◆ **Work to do**: Return the records exactly as they are.

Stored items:
┏━━

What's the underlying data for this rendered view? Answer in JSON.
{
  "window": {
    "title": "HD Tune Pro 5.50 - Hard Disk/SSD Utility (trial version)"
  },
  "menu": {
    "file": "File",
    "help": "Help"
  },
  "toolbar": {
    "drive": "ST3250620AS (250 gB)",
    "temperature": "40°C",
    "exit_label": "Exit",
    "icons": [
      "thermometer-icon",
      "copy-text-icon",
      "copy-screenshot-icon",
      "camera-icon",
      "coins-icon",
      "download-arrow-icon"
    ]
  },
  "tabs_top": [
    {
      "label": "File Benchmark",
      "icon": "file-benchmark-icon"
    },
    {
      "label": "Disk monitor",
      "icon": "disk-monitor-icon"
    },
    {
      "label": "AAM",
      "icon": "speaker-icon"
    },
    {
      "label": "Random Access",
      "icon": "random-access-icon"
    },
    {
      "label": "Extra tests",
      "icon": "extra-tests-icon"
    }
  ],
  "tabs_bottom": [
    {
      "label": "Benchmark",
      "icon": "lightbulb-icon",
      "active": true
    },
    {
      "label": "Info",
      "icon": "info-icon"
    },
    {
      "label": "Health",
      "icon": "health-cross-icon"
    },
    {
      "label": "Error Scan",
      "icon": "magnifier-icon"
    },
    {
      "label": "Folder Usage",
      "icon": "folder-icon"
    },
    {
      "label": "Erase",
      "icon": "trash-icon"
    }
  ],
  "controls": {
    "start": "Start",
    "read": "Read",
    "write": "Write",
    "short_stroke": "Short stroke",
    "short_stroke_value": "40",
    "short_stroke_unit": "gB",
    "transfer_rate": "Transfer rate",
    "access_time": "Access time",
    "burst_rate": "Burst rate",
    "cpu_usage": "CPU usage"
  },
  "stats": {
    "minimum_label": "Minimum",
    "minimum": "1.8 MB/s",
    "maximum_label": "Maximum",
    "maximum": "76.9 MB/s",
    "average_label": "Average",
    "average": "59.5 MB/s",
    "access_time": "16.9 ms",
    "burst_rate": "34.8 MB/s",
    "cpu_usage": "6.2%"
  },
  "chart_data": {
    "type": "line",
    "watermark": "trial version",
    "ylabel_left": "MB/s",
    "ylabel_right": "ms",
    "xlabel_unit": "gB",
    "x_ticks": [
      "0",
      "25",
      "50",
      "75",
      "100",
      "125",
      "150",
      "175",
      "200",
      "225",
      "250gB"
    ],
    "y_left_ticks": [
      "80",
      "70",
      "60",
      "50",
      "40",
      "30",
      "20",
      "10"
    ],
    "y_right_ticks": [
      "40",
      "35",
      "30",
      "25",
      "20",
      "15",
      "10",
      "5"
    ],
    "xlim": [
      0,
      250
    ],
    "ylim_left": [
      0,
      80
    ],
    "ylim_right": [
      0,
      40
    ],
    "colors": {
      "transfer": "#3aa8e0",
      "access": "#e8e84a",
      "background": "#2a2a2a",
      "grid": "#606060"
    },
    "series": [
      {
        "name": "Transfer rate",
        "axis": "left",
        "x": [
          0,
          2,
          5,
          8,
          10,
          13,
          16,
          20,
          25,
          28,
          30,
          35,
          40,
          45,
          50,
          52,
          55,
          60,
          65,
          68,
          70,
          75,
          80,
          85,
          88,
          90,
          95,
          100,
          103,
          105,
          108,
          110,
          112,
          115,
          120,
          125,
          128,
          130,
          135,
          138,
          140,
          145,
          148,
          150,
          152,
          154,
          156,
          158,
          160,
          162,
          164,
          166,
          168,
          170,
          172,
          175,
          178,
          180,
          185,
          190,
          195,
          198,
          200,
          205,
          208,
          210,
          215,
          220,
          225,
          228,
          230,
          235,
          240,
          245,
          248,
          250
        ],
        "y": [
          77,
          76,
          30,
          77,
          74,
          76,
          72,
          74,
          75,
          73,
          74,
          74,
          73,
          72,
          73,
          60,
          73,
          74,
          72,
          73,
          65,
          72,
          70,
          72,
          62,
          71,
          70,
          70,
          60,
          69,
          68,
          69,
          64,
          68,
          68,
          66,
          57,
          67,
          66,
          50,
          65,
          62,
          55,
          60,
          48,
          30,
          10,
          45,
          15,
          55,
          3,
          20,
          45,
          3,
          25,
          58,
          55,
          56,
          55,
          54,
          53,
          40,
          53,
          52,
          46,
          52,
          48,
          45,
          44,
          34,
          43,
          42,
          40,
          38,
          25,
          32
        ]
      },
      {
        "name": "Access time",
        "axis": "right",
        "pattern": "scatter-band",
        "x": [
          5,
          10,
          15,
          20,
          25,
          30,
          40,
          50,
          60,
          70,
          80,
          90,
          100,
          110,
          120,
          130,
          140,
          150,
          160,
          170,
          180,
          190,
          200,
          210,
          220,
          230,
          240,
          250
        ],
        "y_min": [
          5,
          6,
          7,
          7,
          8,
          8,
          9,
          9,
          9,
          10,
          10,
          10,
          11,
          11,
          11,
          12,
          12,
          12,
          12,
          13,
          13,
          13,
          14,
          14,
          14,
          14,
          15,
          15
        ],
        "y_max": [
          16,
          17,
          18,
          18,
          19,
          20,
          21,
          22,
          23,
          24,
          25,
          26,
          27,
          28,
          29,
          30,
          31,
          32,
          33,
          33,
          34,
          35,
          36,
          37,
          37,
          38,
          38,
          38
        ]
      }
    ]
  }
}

┗━━

◆ **In response**:
What's the underlying data for this rendered view? Answer in JSON.
{
  "window": {
    "title": "HD Tune Pro 5.50 - Hard Disk/SSD Utility (trial version)"
  },
  "menu": {
    "file": "File",
    "help": "Help"
  },
  "toolbar": {
    "drive": "ST3250620AS (250 gB)",
    "temperature": "40°C",
    "exit_label": "Exit",
    "icons": [
      "thermometer-icon",
      "copy-text-icon",
      "copy-screenshot-icon",
      "camera-icon",
      "coins-icon",
      "download-arrow-icon"
    ]
  },
  "tabs_top": [
    {
      "label": "File Benchmark",
      "icon": "file-benchmark-icon"
    },
    {
      "label": "Disk monitor",
      "icon": "disk-monitor-icon"
    },
    {
      "label": "AAM",
      "icon": "speaker-icon"
    },
    {
      "label": "Random Access",
      "icon": "random-access-icon"
    },
    {
      "label": "Extra tests",
      "icon": "extra-tests-icon"
    }
  ],
  "tabs_bottom": [
    {
      "label": "Benchmark",
      "icon": "lightbulb-icon",
      "active": true
    },
    {
      "label": "Info",
      "icon": "info-icon"
    },
    {
      "label": "Health",
      "icon": "health-cross-icon"
    },
    {
      "label": "Error Scan",
      "icon": "magnifier-icon"
    },
    {
      "label": "Folder Usage",
      "icon": "folder-icon"
    },
    {
      "label": "Erase",
      "icon": "trash-icon"
    }
  ],
  "controls": {
    "start": "Start",
    "read": "Read",
    "write": "Write",
    "short_stroke": "Short stroke",
    "short_stroke_value": "40",
    "short_stroke_unit": "gB",
    "transfer_rate": "Transfer rate",
    "access_time": "Access time",
    "burst_rate": "Burst rate",
    "cpu_usage": "CPU usage"
  },
  "stats": {
    "minimum_label": "Minimum",
    "minimum": "1.8 MB/s",
    "maximum_label": "Maximum",
    "maximum": "76.9 MB/s",
    "average_label": "Average",
    "average": "59.5 MB/s",
    "access_time": "16.9 ms",
    "burst_rate": "34.8 MB/s",
    "cpu_usage": "6.2%"
  },
  "chart_data": {
    "type": "line",
    "watermark": "trial version",
    "ylabel_left": "MB/s",
    "ylabel_right": "ms",
    "xlabel_unit": "gB",
    "x_ticks": [
      "0",
      "25",
      "50",
      "75",
      "100",
      "125",
      "150",
      "175",
      "200",
      "225",
      "250gB"
    ],
    "y_left_ticks": [
      "80",
      "70",
      "60",
      "50",
      "40",
      "30",
      "20",
      "10"
    ],
    "y_right_ticks": [
      "40",
      "35",
      "30",
      "25",
      "20",
      "15",
      "10",
      "5"
    ],
    "xlim": [
      0,
      250
    ],
    "ylim_left": [
      0,
      80
    ],
    "ylim_right": [
      0,
      40
    ],
    "colors": {
      "transfer": "#3aa8e0",
      "access": "#e8e84a",
      "background": "#2a2a2a",
      "grid": "#606060"
    },
    "series": [
      {
        "name": "Transfer rate",
        "axis": "left",
        "x": [
          0,
          2,
          5,
          8,
          10,
          13,
          16,
          20,
          25,
          28,
          30,
          35,
          40,
          45,
          50,
          52,
          55,
          60,
          65,
          68,
          70,
          75,
          80,
          85,
          88,
          90,
          95,
          100,
          103,
          105,
          108,
          110,
          112,
          115,
          120,
          125,
          128,
          130,
          135,
          138,
          140,
          145,
          148,
          150,
          152,
          154,
          156,
          158,
          160,
          162,
          164,
          166,
          168,
          170,
          172,
          175,
          178,
          180,
          185,
          190,
          195,
          198,
          200,
          205,
          208,
          210,
          215,
          220,
          225,
          228,
          230,
          235,
          240,
          245,
          248,
          250
        ],
        "y": [
          77,
          76,
          30,
          77,
          74,
          76,
          72,
          74,
          75,
          73,
          74,
          74,
          73,
          72,
          73,
          60,
          73,
          74,
          72,
          73,
          65,
          72,
          70,
          72,
          62,
          71,
          70,
          70,
          60,
          69,
          68,
          69,
          64,
          68,
          68,
          66,
          57,
          67,
          66,
          50,
          65,
          62,
          55,
          60,
          48,
          30,
          10,
          45,
          15,
          55,
          3,
          20,
          45,
          3,
          25,
          58,
          55,
          56,
          55,
          54,
          53,
          40,
          53,
          52,
          46,
          52,
          48,
          45,
          44,
          34,
          43,
          42,
          40,
          38,
          25,
          32
        ]
      },
      {
        "name": "Access time",
        "axis": "right",
        "pattern": "scatter-band",
        "x": [
          5,
          10,
          15,
          20,
          25,
          30,
          40,
          50,
          60,
          70,
          80,
          90,
          100,
          110,
          120,
          130,
          140,
          150,
          160,
          170,
          180,
          190,
          200,
          210,
          220,
          230,
          240,
          250
        ],
        "y_min": [
          5,
          6,
          7,
          7,
          8,
          8,
          9,
          9,
          9,
          10,
          10,
          10,
          11,
          11,
          11,
          12,
          12,
          12,
          12,
          13,
          13,
          13,
          14,
          14,
          14,
          14,
          15,
          15
        ],
        "y_max": [
          16,
          17,
          18,
          18,
          19,
          20,
          21,
          22,
          23,
          24,
          25,
          26,
          27,
          28,
          29,
          30,
          31,
          32,
          33,
          33,
          34,
          35,
          36,
          37,
          37,
          38,
          38,
          38
        ]
      }
    ]
  }
}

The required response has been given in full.